Repeat every line below exactly as it reads.

----

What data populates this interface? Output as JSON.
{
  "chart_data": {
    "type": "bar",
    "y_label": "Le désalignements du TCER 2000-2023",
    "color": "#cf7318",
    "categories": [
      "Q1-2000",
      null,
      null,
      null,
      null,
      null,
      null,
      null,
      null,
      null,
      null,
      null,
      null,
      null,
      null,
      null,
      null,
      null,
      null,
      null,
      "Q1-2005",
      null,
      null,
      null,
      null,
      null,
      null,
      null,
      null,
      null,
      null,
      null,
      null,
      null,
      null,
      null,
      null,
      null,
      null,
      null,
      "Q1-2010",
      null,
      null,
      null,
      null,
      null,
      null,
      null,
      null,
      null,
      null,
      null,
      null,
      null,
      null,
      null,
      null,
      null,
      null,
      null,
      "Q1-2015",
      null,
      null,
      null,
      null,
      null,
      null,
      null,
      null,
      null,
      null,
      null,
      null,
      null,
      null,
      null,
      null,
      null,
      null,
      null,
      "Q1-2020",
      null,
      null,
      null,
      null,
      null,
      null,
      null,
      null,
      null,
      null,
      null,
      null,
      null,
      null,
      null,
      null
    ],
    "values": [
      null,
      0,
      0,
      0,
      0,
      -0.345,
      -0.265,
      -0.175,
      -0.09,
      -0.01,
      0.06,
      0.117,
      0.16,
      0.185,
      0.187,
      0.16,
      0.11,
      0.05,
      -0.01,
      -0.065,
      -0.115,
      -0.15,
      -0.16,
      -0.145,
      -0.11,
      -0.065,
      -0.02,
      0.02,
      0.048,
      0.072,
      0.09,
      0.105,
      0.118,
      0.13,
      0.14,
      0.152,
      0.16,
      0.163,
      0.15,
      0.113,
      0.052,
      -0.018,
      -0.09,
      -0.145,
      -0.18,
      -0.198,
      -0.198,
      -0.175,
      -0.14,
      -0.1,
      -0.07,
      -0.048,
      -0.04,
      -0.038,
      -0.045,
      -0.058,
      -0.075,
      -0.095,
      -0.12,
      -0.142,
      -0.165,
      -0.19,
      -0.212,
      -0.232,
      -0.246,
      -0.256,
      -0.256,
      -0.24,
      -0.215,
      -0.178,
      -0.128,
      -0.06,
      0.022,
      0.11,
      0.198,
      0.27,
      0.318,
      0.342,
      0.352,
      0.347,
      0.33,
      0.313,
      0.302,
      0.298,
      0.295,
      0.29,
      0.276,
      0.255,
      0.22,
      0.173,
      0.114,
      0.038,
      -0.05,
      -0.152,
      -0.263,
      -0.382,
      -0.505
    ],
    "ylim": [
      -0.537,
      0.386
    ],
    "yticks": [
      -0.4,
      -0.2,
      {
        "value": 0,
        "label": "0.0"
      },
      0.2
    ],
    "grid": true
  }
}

----

* Solution to this problem *
What data populates this interface? Output as JSON.
{
  "chart_data": {
    "type": "bar",
    "y_label": "Le désalignements du TCER 2000-2023",
    "color": "#cf7318",
    "categories": [
      "Q1-2000",
      null,
      null,
      null,
      null,
      null,
      null,
      null,
      null,
      null,
      null,
      null,
      null,
      null,
      null,
      null,
      null,
      null,
      null,
      null,
      "Q1-2005",
      null,
      null,
      null,
      null,
      null,
      null,
      null,
      null,
      null,
      null,
      null,
      null,
      null,
      null,
      null,
      null,
      null,
      null,
      null,
      "Q1-2010",
      null,
      null,
      null,
      null,
      null,
      null,
      null,
      null,
      null,
      null,
      null,
      null,
      null,
      null,
      null,
      null,
      null,
      null,
      null,
      "Q1-2015",
      null,
      null,
      null,
      null,
      null,
      null,
      null,
      null,
      null,
      null,
      null,
      null,
      null,
      null,
      null,
      null,
      null,
      null,
      null,
      "Q1-2020",
      null,
      null,
      null,
      null,
      null,
      null,
      null,
      null,
      null,
      null,
      null,
      null,
      null,
      null,
      null,
      null
    ],
    "values": [
      null,
      0,
      0,
      0,
      0,
      -0.345,
      -0.265,
      -0.175,
      -0.09,
      -0.01,
      0.06,
      0.117,
      0.16,
      0.185,
      0.187,
      0.16,
      0.11,
      0.05,
      -0.01,
      -0.065,
      -0.115,
      -0.15,
      -0.16,
      -0.145,
      -0.11,
      -0.065,
      -0.02,
      0.02,
      0.048,
      0.072,
      0.09,
      0.105,
      0.118,
      0.13,
      0.14,
      0.152,
      0.16,
      0.163,
      0.15,
      0.113,
      0.052,
      -0.018,
      -0.09,
      -0.145,
      -0.18,
      -0.198,
      -0.198,
      -0.175,
      -0.14,
      -0.1,
      -0.07,
      -0.048,
      -0.04,
      -0.038,
      -0.045,
      -0.058,
      -0.075,
      -0.095,
      -0.12,
      -0.142,
      -0.165,
      -0.19,
      -0.212,
      -0.232,
      -0.246,
      -0.256,
      -0.256,
      -0.24,
      -0.215,
      -0.178,
      -0.128,
      -0.06,
      0.022,
      0.11,
      0.198,
      0.27,
      0.318,
      0.342,
      0.352,
      0.347,
      0.33,
      0.313,
      0.302,
      0.298,
      0.295,
      0.29,
      0.276,
      0.255,
      0.22,
      0.173,
      0.114,
      0.038,
      -0.05,
      -0.152,
      -0.263,
      -0.382,
      -0.505
    ],
    "ylim": [
      -0.537,
      0.386
    ],
    "yticks": [
      -0.4,
      -0.2,
      {
        "value": 0,
        "label": "0.0"
      },
      0.2
    ],
    "grid": true
  }
}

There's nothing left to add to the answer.